▶ [Conjunto de tarefas]:
a - Responda a cada pergunta sobre o trecho da página em uma linha própria, marcada como a pergunta.
(i) Em que ano o livro sobre Abed Salama venceu o prêmio Pulitzer de Não Ficção?
(ii) De que cor era a pasta em que Alejandra Pizarnik reunia seus poemas?
(iii) Qual capítulo de Alice no país das maravilhas Pizarnik parodia, e com que título?
b - Diga se cada afirmação concorda com o trecho da página. Responda sim ou não e cite as palavras do trecho que decidem a questão.
(i) Prosa completa faz parte dos esforços da editora Relicário para reunir a obra de Pizarnik em língua portuguesa.
(ii) Pizarnik organizou seus escritos em pastas coloridas entre 1975 e 1980.
(iii) O prólogo de Prosa completa é de Ana Becciú.
c - Reproduza a parte do trecho da página que começa em "Vencedor do prêmio" e termina em "para as prosas.".
====== Trecho da página
Vencedor do prêmio Pulitzer de Não Ficção em 2024, Um dia na vida de Abed Salama mergulha no conflito entre Israel e Palestina para mostrar suas consequências na vida de pessoas comuns: pessoas buscando viver com dignidade em meio a uma tragédia que, sem trégua há décadas, rouba o futuro de gerações de crianças. (C.A.)

A pasta amarela de Pizarnik

Prosa completa é o mais recente desdobramento dos esforços da editora Relicário em reunir em língua portuguesa a obra da argentina Alejandra Pizarnik.

Grande parte dos textos compilados neste volume foi reunida inicialmente pela própria escritora entre 1965 e 1970, quando se ocupou da organização de seus escritos em pastas coloridas: preta para os poemas e amarela para as prosas.

Poemas em prosa? Contos? Pequenas narrativas? É difícil encontrar classificação melhor que “prosas” para compreender as heterogêneas passagens da pasta amarela de Pizarnik. O que se retém de comum entre esses escritos, segundo aponta a também poeta argentina Ana Becciú no prólogo do livro, é um tom e uma atmosfera: “Um ritmo de imagens e uma sintaxe que realiza a passagem das imagens às ‘presenças fulgurantes’ ”.

Para dar presença a essas imagens, Pizarnik propõe uma prosa poética que transita entre o sensível, o surreal e o nonsense, como vemos em sua afinidade pelo escritor inglês Lewis Carroll, de quem a argentina parodia o primeiro capítulo de Alice no país das maravilhas sob o título de “O homem do antifaz azul”. (V.K.)
============
====== Material fornecido
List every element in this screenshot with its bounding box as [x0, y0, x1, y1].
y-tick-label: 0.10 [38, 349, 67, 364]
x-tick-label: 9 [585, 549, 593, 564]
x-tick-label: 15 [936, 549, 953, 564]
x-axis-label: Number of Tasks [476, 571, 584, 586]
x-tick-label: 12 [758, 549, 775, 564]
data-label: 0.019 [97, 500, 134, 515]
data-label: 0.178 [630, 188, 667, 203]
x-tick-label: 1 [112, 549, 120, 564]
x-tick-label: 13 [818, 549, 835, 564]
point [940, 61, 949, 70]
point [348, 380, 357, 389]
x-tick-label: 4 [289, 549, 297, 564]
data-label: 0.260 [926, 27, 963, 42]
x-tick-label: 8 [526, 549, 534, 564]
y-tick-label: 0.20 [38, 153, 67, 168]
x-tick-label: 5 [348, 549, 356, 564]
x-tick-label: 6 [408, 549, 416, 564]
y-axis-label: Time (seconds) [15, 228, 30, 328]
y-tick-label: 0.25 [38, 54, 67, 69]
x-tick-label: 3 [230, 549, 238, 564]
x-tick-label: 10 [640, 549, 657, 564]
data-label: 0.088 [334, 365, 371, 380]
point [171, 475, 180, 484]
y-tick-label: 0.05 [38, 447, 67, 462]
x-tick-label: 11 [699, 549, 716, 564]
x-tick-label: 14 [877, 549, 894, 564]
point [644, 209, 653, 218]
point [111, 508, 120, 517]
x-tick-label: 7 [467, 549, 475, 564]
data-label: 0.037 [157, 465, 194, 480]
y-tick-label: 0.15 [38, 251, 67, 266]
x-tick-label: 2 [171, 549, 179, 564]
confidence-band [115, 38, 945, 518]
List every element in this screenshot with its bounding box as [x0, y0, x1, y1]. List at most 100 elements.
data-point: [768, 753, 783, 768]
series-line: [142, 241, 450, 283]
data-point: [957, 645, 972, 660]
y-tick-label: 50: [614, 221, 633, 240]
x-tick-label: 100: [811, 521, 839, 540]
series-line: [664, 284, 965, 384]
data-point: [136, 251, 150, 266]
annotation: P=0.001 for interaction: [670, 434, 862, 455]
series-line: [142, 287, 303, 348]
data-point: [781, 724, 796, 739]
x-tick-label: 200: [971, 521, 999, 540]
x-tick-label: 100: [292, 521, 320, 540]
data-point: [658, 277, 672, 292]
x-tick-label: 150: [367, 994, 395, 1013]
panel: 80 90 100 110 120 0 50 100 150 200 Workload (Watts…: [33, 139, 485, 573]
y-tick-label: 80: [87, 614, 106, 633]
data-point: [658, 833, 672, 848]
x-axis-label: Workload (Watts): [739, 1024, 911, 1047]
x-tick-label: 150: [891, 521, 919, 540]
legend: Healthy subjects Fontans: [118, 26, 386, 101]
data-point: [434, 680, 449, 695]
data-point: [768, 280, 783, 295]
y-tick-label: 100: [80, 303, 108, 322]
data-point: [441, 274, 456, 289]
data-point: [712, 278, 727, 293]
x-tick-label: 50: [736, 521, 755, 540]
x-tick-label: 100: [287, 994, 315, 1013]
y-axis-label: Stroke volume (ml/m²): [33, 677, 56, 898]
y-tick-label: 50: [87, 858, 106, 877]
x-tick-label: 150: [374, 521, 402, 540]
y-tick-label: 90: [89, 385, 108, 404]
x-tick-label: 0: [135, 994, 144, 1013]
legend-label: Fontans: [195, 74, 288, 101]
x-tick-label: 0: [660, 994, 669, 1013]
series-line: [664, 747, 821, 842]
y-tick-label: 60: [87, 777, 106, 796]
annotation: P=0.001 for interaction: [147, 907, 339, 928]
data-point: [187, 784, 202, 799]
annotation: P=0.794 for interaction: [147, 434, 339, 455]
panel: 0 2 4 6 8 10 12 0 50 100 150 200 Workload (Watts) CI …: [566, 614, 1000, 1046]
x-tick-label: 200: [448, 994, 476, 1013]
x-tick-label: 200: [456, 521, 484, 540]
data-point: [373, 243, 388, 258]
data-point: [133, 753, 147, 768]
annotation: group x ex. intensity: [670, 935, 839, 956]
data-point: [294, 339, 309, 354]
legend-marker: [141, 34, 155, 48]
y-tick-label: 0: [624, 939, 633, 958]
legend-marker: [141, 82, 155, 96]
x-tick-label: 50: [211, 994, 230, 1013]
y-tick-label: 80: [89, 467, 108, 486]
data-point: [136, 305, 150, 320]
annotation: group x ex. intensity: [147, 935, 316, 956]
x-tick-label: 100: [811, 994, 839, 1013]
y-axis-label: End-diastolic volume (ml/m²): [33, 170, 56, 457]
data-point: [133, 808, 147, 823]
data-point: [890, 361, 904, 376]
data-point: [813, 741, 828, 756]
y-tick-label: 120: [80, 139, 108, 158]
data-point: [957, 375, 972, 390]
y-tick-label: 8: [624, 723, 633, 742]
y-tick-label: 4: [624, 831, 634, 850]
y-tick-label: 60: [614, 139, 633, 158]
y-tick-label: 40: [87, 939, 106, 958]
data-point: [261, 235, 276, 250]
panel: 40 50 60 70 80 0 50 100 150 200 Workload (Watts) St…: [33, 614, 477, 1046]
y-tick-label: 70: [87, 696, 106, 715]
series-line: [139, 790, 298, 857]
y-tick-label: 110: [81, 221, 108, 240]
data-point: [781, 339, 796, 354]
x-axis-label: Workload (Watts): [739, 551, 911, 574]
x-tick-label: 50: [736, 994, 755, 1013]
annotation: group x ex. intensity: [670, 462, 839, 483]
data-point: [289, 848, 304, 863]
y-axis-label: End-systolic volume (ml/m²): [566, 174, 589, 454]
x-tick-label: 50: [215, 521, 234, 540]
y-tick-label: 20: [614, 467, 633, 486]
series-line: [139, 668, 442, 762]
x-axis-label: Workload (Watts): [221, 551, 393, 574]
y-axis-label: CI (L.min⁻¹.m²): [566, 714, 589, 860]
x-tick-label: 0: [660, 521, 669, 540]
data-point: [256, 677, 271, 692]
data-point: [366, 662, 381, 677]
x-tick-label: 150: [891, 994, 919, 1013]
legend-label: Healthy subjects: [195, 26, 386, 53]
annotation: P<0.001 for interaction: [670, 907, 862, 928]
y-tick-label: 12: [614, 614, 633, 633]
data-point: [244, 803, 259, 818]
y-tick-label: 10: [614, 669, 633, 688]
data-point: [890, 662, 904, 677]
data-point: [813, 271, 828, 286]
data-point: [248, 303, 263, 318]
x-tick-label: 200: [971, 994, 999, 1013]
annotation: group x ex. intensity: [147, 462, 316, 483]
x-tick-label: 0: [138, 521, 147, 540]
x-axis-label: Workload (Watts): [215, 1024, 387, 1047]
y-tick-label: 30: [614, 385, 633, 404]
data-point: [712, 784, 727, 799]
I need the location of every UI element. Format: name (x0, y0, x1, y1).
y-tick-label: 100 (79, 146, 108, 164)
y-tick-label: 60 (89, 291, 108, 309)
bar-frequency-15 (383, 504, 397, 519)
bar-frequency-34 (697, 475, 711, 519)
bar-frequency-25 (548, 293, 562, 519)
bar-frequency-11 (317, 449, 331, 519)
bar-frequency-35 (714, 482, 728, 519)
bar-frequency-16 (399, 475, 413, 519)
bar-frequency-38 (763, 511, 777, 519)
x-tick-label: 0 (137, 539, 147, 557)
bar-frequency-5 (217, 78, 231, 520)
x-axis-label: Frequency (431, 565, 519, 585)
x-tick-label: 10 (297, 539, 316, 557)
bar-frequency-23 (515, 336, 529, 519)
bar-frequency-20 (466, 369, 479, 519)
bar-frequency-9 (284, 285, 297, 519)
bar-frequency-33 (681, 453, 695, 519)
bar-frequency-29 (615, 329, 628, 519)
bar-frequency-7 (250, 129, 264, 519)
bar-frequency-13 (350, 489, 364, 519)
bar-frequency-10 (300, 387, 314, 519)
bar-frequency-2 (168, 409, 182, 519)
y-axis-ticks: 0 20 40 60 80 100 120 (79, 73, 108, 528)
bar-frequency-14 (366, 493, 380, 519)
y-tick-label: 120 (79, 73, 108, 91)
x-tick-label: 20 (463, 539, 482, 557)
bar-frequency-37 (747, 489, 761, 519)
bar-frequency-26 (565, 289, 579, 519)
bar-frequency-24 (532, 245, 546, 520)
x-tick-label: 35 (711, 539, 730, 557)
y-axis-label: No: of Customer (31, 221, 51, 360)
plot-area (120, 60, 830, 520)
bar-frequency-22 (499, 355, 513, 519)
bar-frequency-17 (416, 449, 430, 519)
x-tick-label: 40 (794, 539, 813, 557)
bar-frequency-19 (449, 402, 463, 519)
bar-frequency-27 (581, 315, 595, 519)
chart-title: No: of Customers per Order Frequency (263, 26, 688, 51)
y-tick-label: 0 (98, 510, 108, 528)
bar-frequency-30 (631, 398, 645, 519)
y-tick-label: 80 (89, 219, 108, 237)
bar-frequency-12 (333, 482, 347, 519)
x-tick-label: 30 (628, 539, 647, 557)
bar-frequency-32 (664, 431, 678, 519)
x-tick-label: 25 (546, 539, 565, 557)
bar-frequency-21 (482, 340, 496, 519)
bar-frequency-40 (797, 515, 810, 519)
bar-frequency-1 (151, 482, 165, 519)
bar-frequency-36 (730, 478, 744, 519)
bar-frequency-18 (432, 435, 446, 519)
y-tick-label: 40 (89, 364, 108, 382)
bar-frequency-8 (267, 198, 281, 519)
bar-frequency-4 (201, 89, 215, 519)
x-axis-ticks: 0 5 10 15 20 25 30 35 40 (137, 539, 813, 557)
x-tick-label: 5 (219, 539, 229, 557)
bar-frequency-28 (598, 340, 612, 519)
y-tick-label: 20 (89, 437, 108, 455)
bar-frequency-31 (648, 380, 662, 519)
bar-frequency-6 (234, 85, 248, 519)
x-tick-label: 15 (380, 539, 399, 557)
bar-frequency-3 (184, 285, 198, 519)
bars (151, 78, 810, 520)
============
▶ [Suas respostas]:
a -
(i) Em 2024.
(ii) Preta.
(iii) O primeiro capítulo, com o título "O homem do antifaz azul".

b -
(i) Sim: "Prosa completa é o mais recente desdobramento dos esforços da editora Relicário em reunir em língua portuguesa a obra da argentina Alejandra Pizarnik".
(ii) Não: "entre 1965 e 1970".
(iii) Sim: "segundo aponta a também poeta argentina Ana Becciú no prólogo do livro".

c -
Vencedor do prêmio Pulitzer de Não Ficção em 2024, Um dia na vida de Abed Salama mergulha no conflito entre Israel e Palestina para mostrar suas consequências na vida de pessoas comuns: pessoas buscando viver com dignidade em meio a uma tragédia que, sem trégua há décadas, rouba o futuro de gerações de crianças. (C.A.)

A pasta amarela de Pizarnik

Prosa completa é o mais recente desdobramento dos esforços da editora Relicário em reunir em língua portuguesa a obra da argentina Alejandra Pizarnik.

Grande parte dos textos compilados neste volume foi reunida inicialmente pela própria escritora entre 1965 e 1970, quando se ocupou da organização de seus escritos em pastas coloridas: preta para os poemas e amarela para as prosas.